EXERCISE INPUTS —
——————
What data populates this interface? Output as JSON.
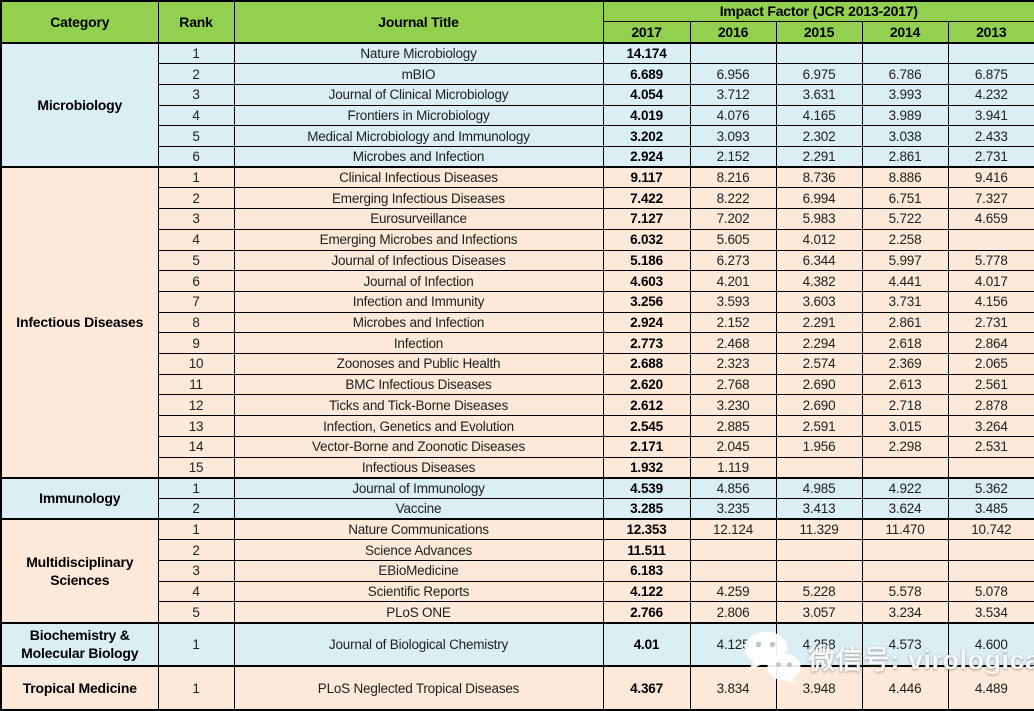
{
  "header": {
    "category": "Category",
    "rank": "Rank",
    "journal": "Journal Title",
    "impact_factor": "Impact Factor (JCR 2013-2017)",
    "years": [
      "2017",
      "2016",
      "2015",
      "2014",
      "2013"
    ]
  },
  "colors": {
    "header_green": "#92D050",
    "row_blue": "#DAEEF3",
    "row_peach": "#FDE9D9",
    "border": "#000000",
    "watermark": "#FFFFFF"
  },
  "sections": [
    {
      "category": "Microbiology",
      "tone": "blue",
      "tall": false,
      "rows": [
        {
          "rank": "1",
          "journal": "Nature Microbiology",
          "values": [
            "14.174",
            "",
            "",
            "",
            ""
          ]
        },
        {
          "rank": "2",
          "journal": "mBIO",
          "values": [
            "6.689",
            "6.956",
            "6.975",
            "6.786",
            "6.875"
          ]
        },
        {
          "rank": "3",
          "journal": "Journal of Clinical Microbiology",
          "values": [
            "4.054",
            "3.712",
            "3.631",
            "3.993",
            "4.232"
          ]
        },
        {
          "rank": "4",
          "journal": "Frontiers in Microbiology",
          "values": [
            "4.019",
            "4.076",
            "4.165",
            "3.989",
            "3.941"
          ]
        },
        {
          "rank": "5",
          "journal": "Medical Microbiology and Immunology",
          "values": [
            "3.202",
            "3.093",
            "2.302",
            "3.038",
            "2.433"
          ]
        },
        {
          "rank": "6",
          "journal": "Microbes and Infection",
          "values": [
            "2.924",
            "2.152",
            "2.291",
            "2.861",
            "2.731"
          ]
        }
      ]
    },
    {
      "category": "Infectious Diseases",
      "tone": "peach",
      "tall": false,
      "rows": [
        {
          "rank": "1",
          "journal": "Clinical Infectious Diseases",
          "values": [
            "9.117",
            "8.216",
            "8.736",
            "8.886",
            "9.416"
          ]
        },
        {
          "rank": "2",
          "journal": "Emerging Infectious Diseases",
          "values": [
            "7.422",
            "8.222",
            "6.994",
            "6.751",
            "7.327"
          ]
        },
        {
          "rank": "3",
          "journal": "Eurosurveillance",
          "values": [
            "7.127",
            "7.202",
            "5.983",
            "5.722",
            "4.659"
          ]
        },
        {
          "rank": "4",
          "journal": "Emerging Microbes and Infections",
          "values": [
            "6.032",
            "5.605",
            "4.012",
            "2.258",
            ""
          ]
        },
        {
          "rank": "5",
          "journal": "Journal of Infectious Diseases",
          "values": [
            "5.186",
            "6.273",
            "6.344",
            "5.997",
            "5.778"
          ]
        },
        {
          "rank": "6",
          "journal": "Journal of Infection",
          "values": [
            "4.603",
            "4.201",
            "4.382",
            "4.441",
            "4.017"
          ]
        },
        {
          "rank": "7",
          "journal": "Infection and Immunity",
          "values": [
            "3.256",
            "3.593",
            "3.603",
            "3.731",
            "4.156"
          ]
        },
        {
          "rank": "8",
          "journal": "Microbes and Infection",
          "values": [
            "2.924",
            "2.152",
            "2.291",
            "2.861",
            "2.731"
          ]
        },
        {
          "rank": "9",
          "journal": "Infection",
          "values": [
            "2.773",
            "2.468",
            "2.294",
            "2.618",
            "2.864"
          ]
        },
        {
          "rank": "10",
          "journal": "Zoonoses and Public Health",
          "values": [
            "2.688",
            "2.323",
            "2.574",
            "2.369",
            "2.065"
          ]
        },
        {
          "rank": "11",
          "journal": "BMC Infectious Diseases",
          "values": [
            "2.620",
            "2.768",
            "2.690",
            "2.613",
            "2.561"
          ]
        },
        {
          "rank": "12",
          "journal": "Ticks and Tick-Borne Diseases",
          "values": [
            "2.612",
            "3.230",
            "2.690",
            "2.718",
            "2.878"
          ]
        },
        {
          "rank": "13",
          "journal": "Infection, Genetics and Evolution",
          "values": [
            "2.545",
            "2.885",
            "2.591",
            "3.015",
            "3.264"
          ]
        },
        {
          "rank": "14",
          "journal": "Vector-Borne and Zoonotic Diseases",
          "values": [
            "2.171",
            "2.045",
            "1.956",
            "2.298",
            "2.531"
          ]
        },
        {
          "rank": "15",
          "journal": "Infectious Diseases",
          "values": [
            "1.932",
            "1.119",
            "",
            "",
            ""
          ]
        }
      ]
    },
    {
      "category": "Immunology",
      "tone": "blue",
      "tall": false,
      "rows": [
        {
          "rank": "1",
          "journal": "Journal of Immunology",
          "values": [
            "4.539",
            "4.856",
            "4.985",
            "4.922",
            "5.362"
          ]
        },
        {
          "rank": "2",
          "journal": "Vaccine",
          "values": [
            "3.285",
            "3.235",
            "3.413",
            "3.624",
            "3.485"
          ]
        }
      ]
    },
    {
      "category": "Multidisciplinary Sciences",
      "tone": "peach",
      "tall": false,
      "rows": [
        {
          "rank": "1",
          "journal": "Nature Communications",
          "values": [
            "12.353",
            "12.124",
            "11.329",
            "11.470",
            "10.742"
          ]
        },
        {
          "rank": "2",
          "journal": "Science Advances",
          "values": [
            "11.511",
            "",
            "",
            "",
            ""
          ]
        },
        {
          "rank": "3",
          "journal": "EBioMedicine",
          "values": [
            "6.183",
            "",
            "",
            "",
            ""
          ]
        },
        {
          "rank": "4",
          "journal": "Scientific Reports",
          "values": [
            "4.122",
            "4.259",
            "5.228",
            "5.578",
            "5.078"
          ]
        },
        {
          "rank": "5",
          "journal": "PLoS ONE",
          "values": [
            "2.766",
            "2.806",
            "3.057",
            "3.234",
            "3.534"
          ]
        }
      ]
    },
    {
      "category": "Biochemistry & Molecular Biology",
      "tone": "blue",
      "tall": true,
      "rows": [
        {
          "rank": "1",
          "journal": "Journal of Biological Chemistry",
          "values": [
            "4.01",
            "4.125",
            "4.258",
            "4.573",
            "4.600"
          ]
        }
      ]
    },
    {
      "category": "Tropical Medicine",
      "tone": "peach",
      "tall": true,
      "rows": [
        {
          "rank": "1",
          "journal": "PLoS Neglected Tropical Diseases",
          "values": [
            "4.367",
            "3.834",
            "3.948",
            "4.446",
            "4.489"
          ]
        }
      ]
    }
  ],
  "watermark": {
    "icon": "wechat-icon",
    "text": "微信号: virologica"
  },
  "chart_data": {
    "type": "table",
    "title": "Impact Factor (JCR 2013-2017)",
    "columns": [
      "Category",
      "Rank",
      "Journal Title",
      "2017",
      "2016",
      "2015",
      "2014",
      "2013"
    ],
    "rows": [
      [
        "Microbiology",
        1,
        "Nature Microbiology",
        14.174,
        null,
        null,
        null,
        null
      ],
      [
        "Microbiology",
        2,
        "mBIO",
        6.689,
        6.956,
        6.975,
        6.786,
        6.875
      ],
      [
        "Microbiology",
        3,
        "Journal of Clinical Microbiology",
        4.054,
        3.712,
        3.631,
        3.993,
        4.232
      ],
      [
        "Microbiology",
        4,
        "Frontiers in Microbiology",
        4.019,
        4.076,
        4.165,
        3.989,
        3.941
      ],
      [
        "Microbiology",
        5,
        "Medical Microbiology and Immunology",
        3.202,
        3.093,
        2.302,
        3.038,
        2.433
      ],
      [
        "Microbiology",
        6,
        "Microbes and Infection",
        2.924,
        2.152,
        2.291,
        2.861,
        2.731
      ],
      [
        "Infectious Diseases",
        1,
        "Clinical Infectious Diseases",
        9.117,
        8.216,
        8.736,
        8.886,
        9.416
      ],
      [
        "Infectious Diseases",
        2,
        "Emerging Infectious Diseases",
        7.422,
        8.222,
        6.994,
        6.751,
        7.327
      ],
      [
        "Infectious Diseases",
        3,
        "Eurosurveillance",
        7.127,
        7.202,
        5.983,
        5.722,
        4.659
      ],
      [
        "Infectious Diseases",
        4,
        "Emerging Microbes and Infections",
        6.032,
        5.605,
        4.012,
        2.258,
        null
      ],
      [
        "Infectious Diseases",
        5,
        "Journal of Infectious Diseases",
        5.186,
        6.273,
        6.344,
        5.997,
        5.778
      ],
      [
        "Infectious Diseases",
        6,
        "Journal of Infection",
        4.603,
        4.201,
        4.382,
        4.441,
        4.017
      ],
      [
        "Infectious Diseases",
        7,
        "Infection and Immunity",
        3.256,
        3.593,
        3.603,
        3.731,
        4.156
      ],
      [
        "Infectious Diseases",
        8,
        "Microbes and Infection",
        2.924,
        2.152,
        2.291,
        2.861,
        2.731
      ],
      [
        "Infectious Diseases",
        9,
        "Infection",
        2.773,
        2.468,
        2.294,
        2.618,
        2.864
      ],
      [
        "Infectious Diseases",
        10,
        "Zoonoses and Public Health",
        2.688,
        2.323,
        2.574,
        2.369,
        2.065
      ],
      [
        "Infectious Diseases",
        11,
        "BMC Infectious Diseases",
        2.62,
        2.768,
        2.69,
        2.613,
        2.561
      ],
      [
        "Infectious Diseases",
        12,
        "Ticks and Tick-Borne Diseases",
        2.612,
        3.23,
        2.69,
        2.718,
        2.878
      ],
      [
        "Infectious Diseases",
        13,
        "Infection, Genetics and Evolution",
        2.545,
        2.885,
        2.591,
        3.015,
        3.264
      ],
      [
        "Infectious Diseases",
        14,
        "Vector-Borne and Zoonotic Diseases",
        2.171,
        2.045,
        1.956,
        2.298,
        2.531
      ],
      [
        "Infectious Diseases",
        15,
        "Infectious Diseases",
        1.932,
        1.119,
        null,
        null,
        null
      ],
      [
        "Immunology",
        1,
        "Journal of Immunology",
        4.539,
        4.856,
        4.985,
        4.922,
        5.362
      ],
      [
        "Immunology",
        2,
        "Vaccine",
        3.285,
        3.235,
        3.413,
        3.624,
        3.485
      ],
      [
        "Multidisciplinary Sciences",
        1,
        "Nature Communications",
        12.353,
        12.124,
        11.329,
        11.47,
        10.742
      ],
      [
        "Multidisciplinary Sciences",
        2,
        "Science Advances",
        11.511,
        null,
        null,
        null,
        null
      ],
      [
        "Multidisciplinary Sciences",
        3,
        "EBioMedicine",
        6.183,
        null,
        null,
        null,
        null
      ],
      [
        "Multidisciplinary Sciences",
        4,
        "Scientific Reports",
        4.122,
        4.259,
        5.228,
        5.578,
        5.078
      ],
      [
        "Multidisciplinary Sciences",
        5,
        "PLoS ONE",
        2.766,
        2.806,
        3.057,
        3.234,
        3.534
      ],
      [
        "Biochemistry & Molecular Biology",
        1,
        "Journal of Biological Chemistry",
        4.01,
        4.125,
        4.258,
        4.573,
        4.6
      ],
      [
        "Tropical Medicine",
        1,
        "PLoS Neglected Tropical Diseases",
        4.367,
        3.834,
        3.948,
        4.446,
        4.489
      ]
    ]
  }
}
——————
SHORT TASK —
Report only the number of lines that hold the string "Tick" in this listing.

RESULT —
2